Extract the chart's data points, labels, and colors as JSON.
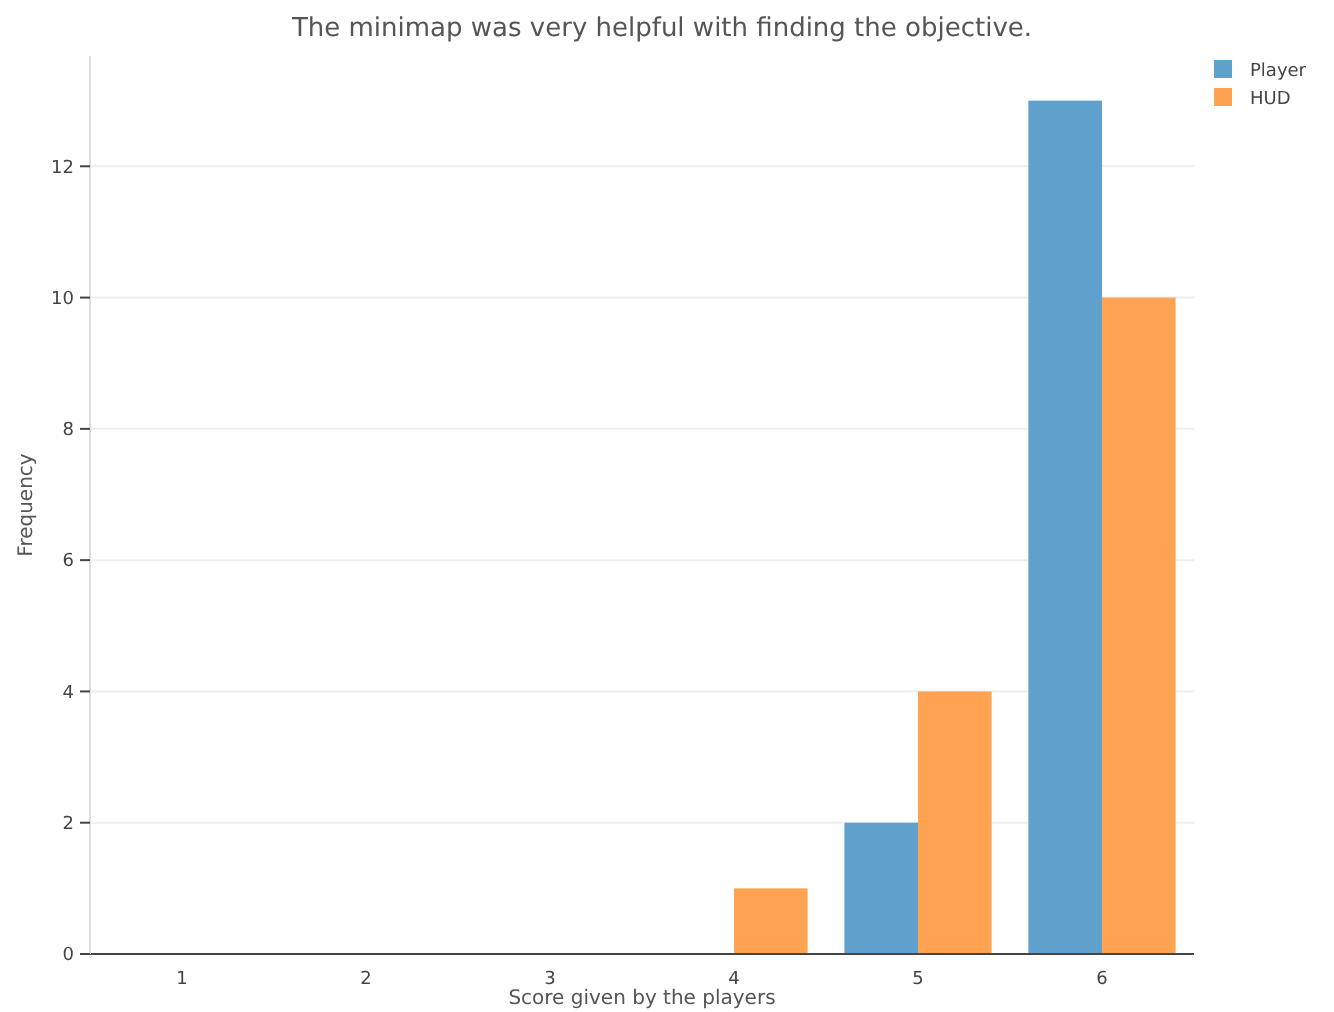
{
  "chart_data": {
    "type": "bar",
    "title": "The minimap was very helpful with finding the objective.",
    "xlabel": "Score given by the players",
    "ylabel": "Frequency",
    "categories": [
      "1",
      "2",
      "3",
      "4",
      "5",
      "6"
    ],
    "series": [
      {
        "name": "Player",
        "color": "#5fa0cc",
        "values": [
          0,
          0,
          0,
          0,
          2,
          13
        ]
      },
      {
        "name": "HUD",
        "color": "#ffa252",
        "values": [
          0,
          0,
          0,
          1,
          4,
          10
        ]
      }
    ],
    "ylim": [
      0,
      13.68
    ],
    "yticks": [
      0,
      2,
      4,
      6,
      8,
      10,
      12
    ],
    "grid": "y",
    "legend": "top right"
  }
}
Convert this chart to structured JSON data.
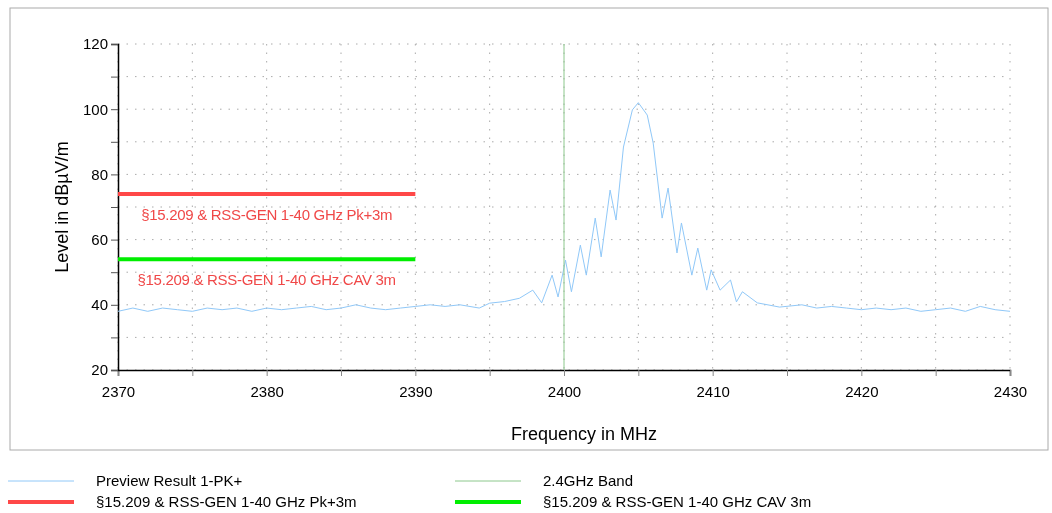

Instructions to follow: Omit every picture while copying the listing above exactly.

Reply to the task:
Extract the chart's data points, labels, and colors as JSON.
{
  "chart_data": {
    "type": "bar",
    "title": "The minimap was very helpful with finding the objective.",
    "xlabel": "Score given by the players",
    "ylabel": "Frequency",
    "categories": [
      "1",
      "2",
      "3",
      "4",
      "5",
      "6"
    ],
    "series": [
      {
        "name": "Player",
        "color": "#5fa0cc",
        "values": [
          0,
          0,
          0,
          0,
          2,
          13
        ]
      },
      {
        "name": "HUD",
        "color": "#ffa252",
        "values": [
          0,
          0,
          0,
          1,
          4,
          10
        ]
      }
    ],
    "ylim": [
      0,
      13.68
    ],
    "yticks": [
      0,
      2,
      4,
      6,
      8,
      10,
      12
    ],
    "grid": "y",
    "legend": "top right"
  }
}
Convert this chart to structured JSON data.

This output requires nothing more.